[Item positions]
◆ ◆ ◆ ◆

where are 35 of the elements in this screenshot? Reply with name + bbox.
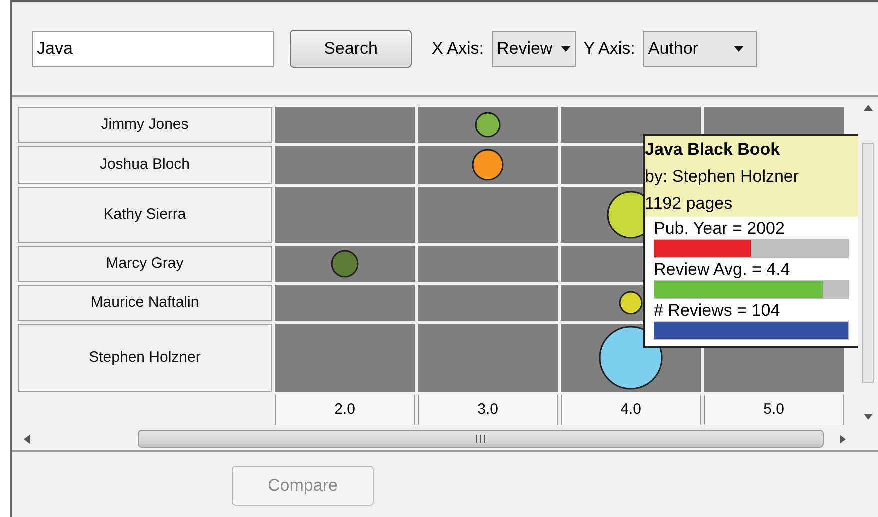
vertical-scrollbar[interactable]: [858, 97, 878, 428]
data-bubble[interactable]: [475, 112, 501, 138]
author-label: Joshua Bloch: [18, 146, 272, 184]
grip-icon: [476, 435, 486, 443]
column-label: 5.0: [704, 395, 844, 425]
author-label: Stephen Holzner: [18, 324, 272, 392]
column-label: 4.0: [561, 395, 701, 425]
horizontal-scrollbar[interactable]: [12, 428, 878, 450]
scroll-left-icon[interactable]: [24, 434, 30, 444]
caret-icon: [560, 46, 571, 52]
x-axis-label: X Axis:: [432, 38, 484, 60]
search-field[interactable]: Java: [32, 30, 274, 66]
author-label: Kathy Sierra: [18, 187, 272, 243]
tooltip-title: Java Black Book: [645, 139, 782, 161]
metric-label: Pub. Year = 2002: [654, 219, 786, 239]
data-bubble[interactable]: [472, 149, 504, 181]
data-bubble[interactable]: [599, 326, 663, 390]
column-label: 2.0: [275, 395, 415, 425]
tooltip-author: by: Stephen Holzner: [645, 166, 800, 188]
metric-label: # Reviews = 104: [654, 301, 782, 321]
scroll-up-icon[interactable]: [864, 105, 872, 111]
author-label: Jimmy Jones: [18, 107, 272, 143]
tooltip-pages: 1192 pages: [645, 193, 734, 215]
author-label: Marcy Gray: [18, 246, 272, 282]
x-axis-dropdown[interactable]: Review: [492, 30, 576, 66]
search-button[interactable]: Search: [290, 30, 412, 68]
scroll-right-icon[interactable]: [840, 434, 846, 444]
column-label: 3.0: [418, 395, 558, 425]
author-label: Maurice Naftalin: [18, 285, 272, 321]
y-axis-label: Y Axis:: [584, 38, 636, 60]
scroll-down-icon[interactable]: [864, 414, 872, 420]
caret-icon: [734, 46, 744, 52]
metric-label: Review Avg. = 4.4: [654, 260, 792, 280]
data-bubble[interactable]: [619, 291, 643, 315]
y-axis-dropdown[interactable]: Author: [643, 30, 758, 66]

◆ ◆ ◆ ◆

Can you reproduce every item above line for line, leaving out the pictures?

Written reply.
where are 35 of the elements in this screenshot? Reply with name + bbox.
vertical-scrollbar[interactable]: [858, 97, 878, 428]
data-bubble[interactable]: [475, 112, 501, 138]
author-label: Joshua Bloch: [18, 146, 272, 184]
grip-icon: [476, 435, 486, 443]
column-label: 5.0: [704, 395, 844, 425]
author-label: Stephen Holzner: [18, 324, 272, 392]
column-label: 4.0: [561, 395, 701, 425]
horizontal-scrollbar[interactable]: [12, 428, 878, 450]
scroll-left-icon[interactable]: [24, 434, 30, 444]
caret-icon: [560, 46, 571, 52]
x-axis-label: X Axis:: [432, 38, 484, 60]
search-field[interactable]: Java: [32, 30, 274, 66]
author-label: Kathy Sierra: [18, 187, 272, 243]
tooltip-title: Java Black Book: [645, 139, 782, 161]
metric-label: Pub. Year = 2002: [654, 219, 786, 239]
data-bubble[interactable]: [472, 149, 504, 181]
data-bubble[interactable]: [599, 326, 663, 390]
column-label: 2.0: [275, 395, 415, 425]
tooltip-author: by: Stephen Holzner: [645, 166, 800, 188]
metric-label: # Reviews = 104: [654, 301, 782, 321]
scroll-up-icon[interactable]: [864, 105, 872, 111]
author-label: Jimmy Jones: [18, 107, 272, 143]
tooltip-pages: 1192 pages: [645, 193, 734, 215]
author-label: Marcy Gray: [18, 246, 272, 282]
x-axis-dropdown[interactable]: Review: [492, 30, 576, 66]
search-button[interactable]: Search: [290, 30, 412, 68]
scroll-right-icon[interactable]: [840, 434, 846, 444]
column-label: 3.0: [418, 395, 558, 425]
author-label: Maurice Naftalin: [18, 285, 272, 321]
y-axis-label: Y Axis:: [584, 38, 636, 60]
scroll-down-icon[interactable]: [864, 414, 872, 420]
caret-icon: [734, 46, 744, 52]
metric-label: Review Avg. = 4.4: [654, 260, 792, 280]
data-bubble[interactable]: [619, 291, 643, 315]
y-axis-dropdown[interactable]: Author: [643, 30, 758, 66]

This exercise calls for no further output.